**読解本文:**

====

国内で推計2000万匹が飼われているといわれる犬や猫のペットに遺伝性の不治の病の存在が浮上してきた。全身の麻痺や失明、難聴で治療薬がなく死に至るものも多い。
背景にあるのがペットブームによる無理な繁殖がある。需要に応えようと繁殖を短期間に繰り返し、珍種を求める傾向のある飼い主に応えて間違った掛け合わせを行い病気のリスクのある遺伝子が拡散しているとみられている。ペットに広がる遺伝子病の闇の実態を追った。
コーギーに多い『変性性脊髄症』
車イスが欠かせなくなったペットの犬の飼い主が交流を深めるため集まる会がある。車イスに乗せられ連れてこられた犬は、なぜかコーギー(イギリス原産の犬種の一つ)ばかり。もともと異常はなかったのだが、飼い始めて10年ほどで麻痺が全身に広がったという。
病名は『変性性脊髄症』。生まれつき遺伝子に異常がある病気で、無作為に調査したところコーギーの9割以上に遺伝子の異常が見つかっている。治療法はなく発症してからの寿命は3年ほど。最後は麻痺が心臓に達し死亡する。

====

[バウンディングボックス予測データ]
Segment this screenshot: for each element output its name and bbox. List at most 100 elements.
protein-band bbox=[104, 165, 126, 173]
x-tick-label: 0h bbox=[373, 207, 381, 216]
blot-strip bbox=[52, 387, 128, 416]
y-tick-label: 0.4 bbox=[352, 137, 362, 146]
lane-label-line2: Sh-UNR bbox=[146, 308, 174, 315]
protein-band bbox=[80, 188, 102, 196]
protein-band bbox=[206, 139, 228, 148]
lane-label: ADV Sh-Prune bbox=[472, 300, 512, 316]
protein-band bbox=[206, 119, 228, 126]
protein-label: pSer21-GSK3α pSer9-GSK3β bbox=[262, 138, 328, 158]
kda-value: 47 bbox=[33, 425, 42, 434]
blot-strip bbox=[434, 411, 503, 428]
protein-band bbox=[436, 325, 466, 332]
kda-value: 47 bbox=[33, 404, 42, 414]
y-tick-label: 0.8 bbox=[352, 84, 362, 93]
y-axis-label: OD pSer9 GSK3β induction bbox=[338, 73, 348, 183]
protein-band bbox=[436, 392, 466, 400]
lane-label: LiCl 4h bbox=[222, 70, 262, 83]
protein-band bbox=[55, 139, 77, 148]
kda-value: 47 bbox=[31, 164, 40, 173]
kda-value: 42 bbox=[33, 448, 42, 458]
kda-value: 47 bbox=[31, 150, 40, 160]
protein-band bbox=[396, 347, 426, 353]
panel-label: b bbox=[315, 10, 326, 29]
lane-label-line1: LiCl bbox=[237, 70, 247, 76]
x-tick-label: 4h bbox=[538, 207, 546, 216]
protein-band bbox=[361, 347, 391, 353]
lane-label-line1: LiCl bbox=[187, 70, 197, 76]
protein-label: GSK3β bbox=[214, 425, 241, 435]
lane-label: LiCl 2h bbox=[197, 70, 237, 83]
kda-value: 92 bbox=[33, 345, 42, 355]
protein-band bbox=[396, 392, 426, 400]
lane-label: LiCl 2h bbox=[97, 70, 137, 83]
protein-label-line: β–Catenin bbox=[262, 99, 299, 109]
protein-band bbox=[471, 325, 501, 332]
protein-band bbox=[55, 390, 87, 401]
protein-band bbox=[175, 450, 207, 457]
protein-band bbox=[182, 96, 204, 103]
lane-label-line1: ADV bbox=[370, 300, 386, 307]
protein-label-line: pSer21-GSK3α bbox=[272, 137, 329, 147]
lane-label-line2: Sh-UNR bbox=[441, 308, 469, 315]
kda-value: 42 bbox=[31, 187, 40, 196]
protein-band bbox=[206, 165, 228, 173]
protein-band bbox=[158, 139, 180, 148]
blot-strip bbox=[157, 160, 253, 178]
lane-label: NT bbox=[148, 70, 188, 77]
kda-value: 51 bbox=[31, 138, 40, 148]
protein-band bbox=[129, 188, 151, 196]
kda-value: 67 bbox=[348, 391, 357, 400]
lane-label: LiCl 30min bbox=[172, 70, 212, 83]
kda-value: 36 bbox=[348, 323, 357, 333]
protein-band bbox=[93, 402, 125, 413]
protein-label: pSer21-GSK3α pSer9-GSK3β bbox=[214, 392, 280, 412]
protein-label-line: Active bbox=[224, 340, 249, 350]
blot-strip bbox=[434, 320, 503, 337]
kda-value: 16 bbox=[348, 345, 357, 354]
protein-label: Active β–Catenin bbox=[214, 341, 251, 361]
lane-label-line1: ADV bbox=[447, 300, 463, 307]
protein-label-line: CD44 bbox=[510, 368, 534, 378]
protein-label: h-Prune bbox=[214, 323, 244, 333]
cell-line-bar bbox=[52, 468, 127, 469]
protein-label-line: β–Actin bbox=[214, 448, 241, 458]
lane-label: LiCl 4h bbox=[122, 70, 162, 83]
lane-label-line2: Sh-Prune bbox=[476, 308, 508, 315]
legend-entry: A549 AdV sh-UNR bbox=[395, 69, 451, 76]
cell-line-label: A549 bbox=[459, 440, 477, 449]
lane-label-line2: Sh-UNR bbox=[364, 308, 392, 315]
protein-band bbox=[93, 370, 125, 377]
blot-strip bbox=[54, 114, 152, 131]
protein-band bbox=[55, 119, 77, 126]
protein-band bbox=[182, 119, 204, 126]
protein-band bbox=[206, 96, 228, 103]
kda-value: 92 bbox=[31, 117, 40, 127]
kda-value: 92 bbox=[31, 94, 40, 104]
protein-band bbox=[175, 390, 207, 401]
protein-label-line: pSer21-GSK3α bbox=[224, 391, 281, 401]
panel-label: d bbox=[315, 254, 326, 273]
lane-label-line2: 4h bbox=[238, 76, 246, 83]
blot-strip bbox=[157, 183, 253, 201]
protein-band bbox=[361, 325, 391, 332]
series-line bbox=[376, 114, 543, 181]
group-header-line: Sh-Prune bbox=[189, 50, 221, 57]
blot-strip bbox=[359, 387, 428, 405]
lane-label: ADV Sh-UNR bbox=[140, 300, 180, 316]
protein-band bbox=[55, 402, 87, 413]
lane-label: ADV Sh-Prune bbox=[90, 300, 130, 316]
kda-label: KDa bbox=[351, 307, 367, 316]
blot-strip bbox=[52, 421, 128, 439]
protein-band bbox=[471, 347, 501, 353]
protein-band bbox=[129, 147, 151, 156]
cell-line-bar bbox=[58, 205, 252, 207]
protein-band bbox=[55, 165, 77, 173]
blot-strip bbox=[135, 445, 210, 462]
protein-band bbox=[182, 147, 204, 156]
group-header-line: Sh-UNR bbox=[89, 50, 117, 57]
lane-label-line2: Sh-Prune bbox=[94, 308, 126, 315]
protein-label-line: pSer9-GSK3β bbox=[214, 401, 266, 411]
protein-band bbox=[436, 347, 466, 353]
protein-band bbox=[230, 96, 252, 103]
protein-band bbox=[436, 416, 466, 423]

====

**課題の目的:**
上にあるペットの遺伝子病についての本文を、最初から最後まで一字一句変えずに書き写せ。

**課題の解答:**
国内で推計2000万匹が飼われているといわれる犬や猫のペットに遺伝性の不治の病の存在が浮上してきた。全身の麻痺や失明、難聴で治療薬がなく死に至るものも多い。
背景にあるのがペットブームによる無理な繁殖がある。需要に応えようと繁殖を短期間に繰り返し、珍種を求める傾向のある飼い主に応えて間違った掛け合わせを行い病気のリスクのある遺伝子が拡散しているとみられている。ペットに広がる遺伝子病の闇の実態を追った。
コーギーに多い『変性性脊髄症』
車イスが欠かせなくなったペットの犬の飼い主が交流を深めるため集まる会がある。車イスに乗せられ連れてこられた犬は、なぜかコーギー(イギリス原産の犬種の一つ)ばかり。もともと異常はなかったのだが、飼い始めて10年ほどで麻痺が全身に広がったという。
病名は『変性性脊髄症』。生まれつき遺伝子に異常がある病気で、無作為に調査したところコーギーの9割以上に遺伝子の異常が見つかっている。治療法はなく発症してからの寿命は3年ほど。最後は麻痺が心臓に達し死亡する。